- **What you have to do**
Without the images, write out all of the following entries exactly.

- **Given entries**
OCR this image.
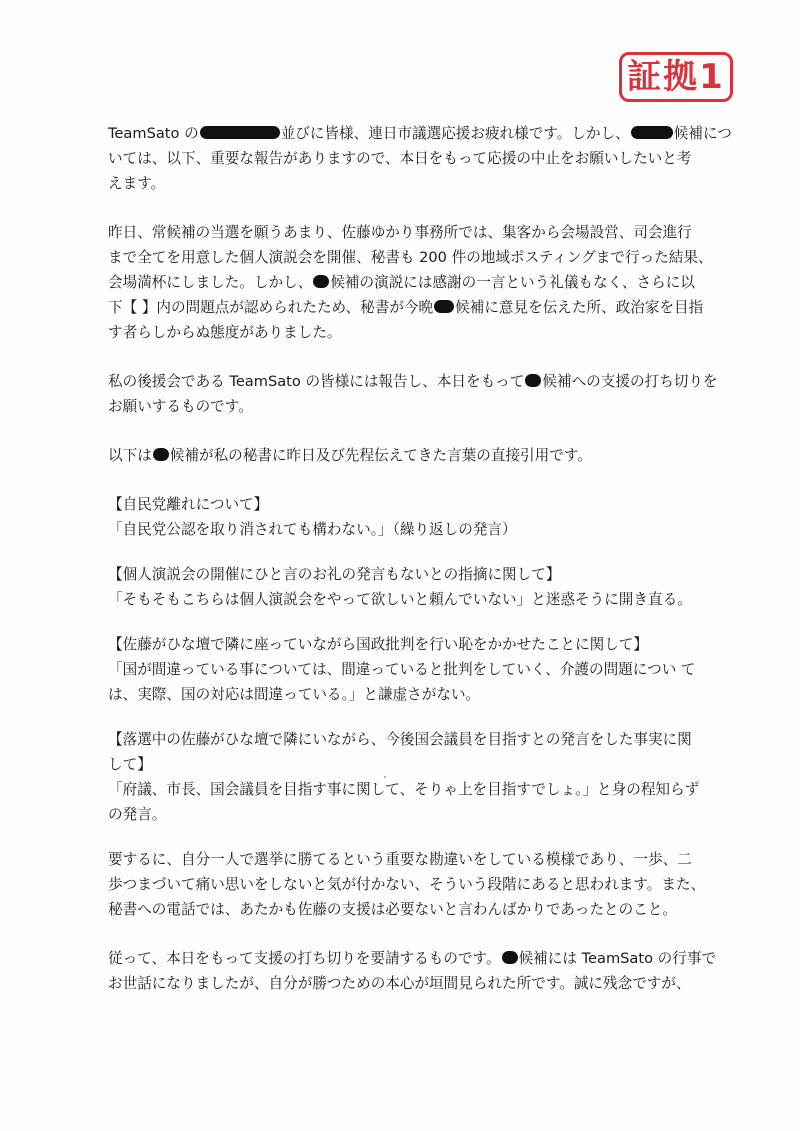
証拠1

TeamSato の	並びに皆様、連日市議選応援お疲れ様です。しかし、	候補につ
いては、以下、重要な報告がありますので、本日をもって応援の中止をお願いしたいと考
えます。

昨日、常候補の当選を願うあまり、佐藤ゆかり事務所では、集客から会場設営、司会進行
まで全てを用意した個人演説会を開催、秘書も 200 件の地域ポスティングまで行った結果、
会場満杯にしました。しかし、 候補の演説には感謝の一言という礼儀もなく、さらに以
下【 】内の問題点が認められたため、秘書が今晩 候補に意見を伝えた所、政治家を目指
す者らしからぬ態度がありました。

私の後援会である TeamSato の皆様には報告し、本日をもって 候補への支援の打ち切りを
お願いするものです。

以下は 候補が私の秘書に昨日及び先程伝えてきた言葉の直接引用です。

【自民党離れについて】
「自民党公認を取り消されても構わない。」（繰り返しの発言）

【個人演説会の開催にひと言のお礼の発言もないとの指摘に関して】
「そもそもこちらは個人演説会をやって欲しいと頼んでいない」と迷惑そうに開き直る。

【佐藤がひな壇で隣に座っていながら国政批判を行い恥をかかせたことに関して】
「国が間違っている事については、間違っていると批判をしていく、介護の問題につい て
は、実際、国の対応は間違っている。」と謙虚さがない。

【落選中の佐藤がひな壇で隣にいながら、今後国会議員を目指すとの発言をした事実に関
して】
「府議、市長、国会議員を目指す事に関して、そりゃ上を目指すでしょ。」と身の程知らず
の発言。

要するに、自分一人で選挙に勝てるという重要な勘違いをしている模様であり、一歩、二
歩つまづいて痛い思いをしないと気が付かない、そういう段階にあると思われます。また、
秘書への電話では、あたかも佐藤の支援は必要ないと言わんばかりであったとのこと。

従って、本日をもって支援の打ち切りを要請するものです。 候補には TeamSato の行事で
お世話になりましたが、自分が勝つための本心が垣間見られた所です。誠に残念ですが、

- **Problem solution**
OCR this image.
証拠1

TeamSato の	並びに皆様、連日市議選応援お疲れ様です。しかし、	候補につ
いては、以下、重要な報告がありますので、本日をもって応援の中止をお願いしたいと考
えます。

昨日、常候補の当選を願うあまり、佐藤ゆかり事務所では、集客から会場設営、司会進行
まで全てを用意した個人演説会を開催、秘書も 200 件の地域ポスティングまで行った結果、
会場満杯にしました。しかし、 候補の演説には感謝の一言という礼儀もなく、さらに以
下【 】内の問題点が認められたため、秘書が今晩 候補に意見を伝えた所、政治家を目指
す者らしからぬ態度がありました。

私の後援会である TeamSato の皆様には報告し、本日をもって 候補への支援の打ち切りを
お願いするものです。

以下は 候補が私の秘書に昨日及び先程伝えてきた言葉の直接引用です。

【自民党離れについて】
「自民党公認を取り消されても構わない。」（繰り返しの発言）

【個人演説会の開催にひと言のお礼の発言もないとの指摘に関して】
「そもそもこちらは個人演説会をやって欲しいと頼んでいない」と迷惑そうに開き直る。

【佐藤がひな壇で隣に座っていながら国政批判を行い恥をかかせたことに関して】
「国が間違っている事については、間違っていると批判をしていく、介護の問題につい て
は、実際、国の対応は間違っている。」と謙虚さがない。

【落選中の佐藤がひな壇で隣にいながら、今後国会議員を目指すとの発言をした事実に関
して】
「府議、市長、国会議員を目指す事に関して、そりゃ上を目指すでしょ。」と身の程知らず
の発言。

要するに、自分一人で選挙に勝てるという重要な勘違いをしている模様であり、一歩、二
歩つまづいて痛い思いをしないと気が付かない、そういう段階にあると思われます。また、
秘書への電話では、あたかも佐藤の支援は必要ないと言わんばかりであったとのこと。

従って、本日をもって支援の打ち切りを要請するものです。 候補には TeamSato の行事で
お世話になりましたが、自分が勝つための本心が垣間見られた所です。誠に残念ですが、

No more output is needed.